• YOUR OBJECTIVE:
Repeat every line below exactly, word for word.

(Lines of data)
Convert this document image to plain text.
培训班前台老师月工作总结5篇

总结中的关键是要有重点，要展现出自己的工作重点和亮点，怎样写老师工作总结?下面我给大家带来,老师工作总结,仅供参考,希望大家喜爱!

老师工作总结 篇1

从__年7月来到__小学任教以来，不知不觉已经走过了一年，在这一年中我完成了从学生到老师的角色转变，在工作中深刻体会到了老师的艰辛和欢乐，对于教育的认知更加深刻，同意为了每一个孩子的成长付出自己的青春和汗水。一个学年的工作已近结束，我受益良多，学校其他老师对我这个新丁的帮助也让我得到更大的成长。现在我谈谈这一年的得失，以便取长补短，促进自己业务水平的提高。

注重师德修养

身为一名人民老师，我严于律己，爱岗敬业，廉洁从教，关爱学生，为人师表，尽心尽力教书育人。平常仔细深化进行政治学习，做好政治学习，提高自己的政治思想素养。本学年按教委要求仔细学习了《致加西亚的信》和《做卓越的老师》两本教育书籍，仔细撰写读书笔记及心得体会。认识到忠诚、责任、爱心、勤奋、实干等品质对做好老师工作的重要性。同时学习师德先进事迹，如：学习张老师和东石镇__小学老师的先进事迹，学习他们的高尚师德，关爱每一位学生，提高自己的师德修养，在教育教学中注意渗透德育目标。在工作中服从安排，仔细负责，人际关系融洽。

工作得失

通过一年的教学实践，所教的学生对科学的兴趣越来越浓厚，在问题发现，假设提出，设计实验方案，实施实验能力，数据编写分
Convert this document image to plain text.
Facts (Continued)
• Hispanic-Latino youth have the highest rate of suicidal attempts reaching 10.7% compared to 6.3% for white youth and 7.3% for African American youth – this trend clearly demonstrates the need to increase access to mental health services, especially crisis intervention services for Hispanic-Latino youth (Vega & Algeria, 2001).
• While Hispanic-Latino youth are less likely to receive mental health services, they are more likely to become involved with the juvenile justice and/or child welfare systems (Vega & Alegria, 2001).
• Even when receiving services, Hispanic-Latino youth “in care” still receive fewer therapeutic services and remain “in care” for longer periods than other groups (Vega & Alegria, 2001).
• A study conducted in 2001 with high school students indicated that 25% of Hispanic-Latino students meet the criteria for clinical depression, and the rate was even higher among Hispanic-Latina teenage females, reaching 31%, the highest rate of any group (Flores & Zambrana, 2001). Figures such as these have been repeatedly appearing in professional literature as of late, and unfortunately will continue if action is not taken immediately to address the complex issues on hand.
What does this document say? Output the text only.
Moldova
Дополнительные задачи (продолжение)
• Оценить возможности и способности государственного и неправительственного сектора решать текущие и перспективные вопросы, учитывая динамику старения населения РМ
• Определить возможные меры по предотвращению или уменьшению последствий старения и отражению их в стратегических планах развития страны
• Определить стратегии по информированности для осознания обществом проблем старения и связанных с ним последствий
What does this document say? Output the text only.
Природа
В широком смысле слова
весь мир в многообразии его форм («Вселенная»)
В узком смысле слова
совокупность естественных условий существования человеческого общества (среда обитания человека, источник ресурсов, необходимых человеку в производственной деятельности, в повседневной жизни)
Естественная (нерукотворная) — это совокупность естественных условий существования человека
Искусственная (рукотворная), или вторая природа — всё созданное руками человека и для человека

• COMPLETE ANSWER:
Convert this document image to plain text.
培训班前台老师月工作总结5篇

总结中的关键是要有重点，要展现出自己的工作重点和亮点，怎样写老师工作总结?下面我给大家带来,老师工作总结,仅供参考,希望大家喜爱!

老师工作总结 篇1

从__年7月来到__小学任教以来，不知不觉已经走过了一年，在这一年中我完成了从学生到老师的角色转变，在工作中深刻体会到了老师的艰辛和欢乐，对于教育的认知更加深刻，同意为了每一个孩子的成长付出自己的青春和汗水。一个学年的工作已近结束，我受益良多，学校其他老师对我这个新丁的帮助也让我得到更大的成长。现在我谈谈这一年的得失，以便取长补短，促进自己业务水平的提高。

注重师德修养

身为一名人民老师，我严于律己，爱岗敬业，廉洁从教，关爱学生，为人师表，尽心尽力教书育人。平常仔细深化进行政治学习，做好政治学习，提高自己的政治思想素养。本学年按教委要求仔细学习了《致加西亚的信》和《做卓越的老师》两本教育书籍，仔细撰写读书笔记及心得体会。认识到忠诚、责任、爱心、勤奋、实干等品质对做好老师工作的重要性。同时学习师德先进事迹，如：学习张老师和东石镇__小学老师的先进事迹，学习他们的高尚师德，关爱每一位学生，提高自己的师德修养，在教育教学中注意渗透德育目标。在工作中服从安排，仔细负责，人际关系融洽。

工作得失

通过一年的教学实践，所教的学生对科学的兴趣越来越浓厚，在问题发现，假设提出，设计实验方案，实施实验能力，数据编写分
Convert this document image to plain text.
Facts (Continued)
• Hispanic-Latino youth have the highest rate of suicidal attempts reaching 10.7% compared to 6.3% for white youth and 7.3% for African American youth – this trend clearly demonstrates the need to increase access to mental health services, especially crisis intervention services for Hispanic-Latino youth (Vega & Algeria, 2001).
• While Hispanic-Latino youth are less likely to receive mental health services, they are more likely to become involved with the juvenile justice and/or child welfare systems (Vega & Alegria, 2001).
• Even when receiving services, Hispanic-Latino youth “in care” still receive fewer therapeutic services and remain “in care” for longer periods than other groups (Vega & Alegria, 2001).
• A study conducted in 2001 with high school students indicated that 25% of Hispanic-Latino students meet the criteria for clinical depression, and the rate was even higher among Hispanic-Latina teenage females, reaching 31%, the highest rate of any group (Flores & Zambrana, 2001). Figures such as these have been repeatedly appearing in professional literature as of late, and unfortunately will continue if action is not taken immediately to address the complex issues on hand.
What does this document say? Output the text only.
Moldova
Дополнительные задачи (продолжение)
• Оценить возможности и способности государственного и неправительственного сектора решать текущие и перспективные вопросы, учитывая динамику старения населения РМ
• Определить возможные меры по предотвращению или уменьшению последствий старения и отражению их в стратегических планах развития страны
• Определить стратегии по информированности для осознания обществом проблем старения и связанных с ним последствий
What does this document say? Output the text only.
Природа
В широком смысле слова
весь мир в многообразии его форм («Вселенная»)
В узком смысле слова
совокупность естественных условий существования человеческого общества (среда обитания человека, источник ресурсов, необходимых человеку в производственной деятельности, в повседневной жизни)
Естественная (нерукотворная) — это совокупность естественных условий существования человека
Искусственная (рукотворная), или вторая природа — всё созданное руками человека и для человека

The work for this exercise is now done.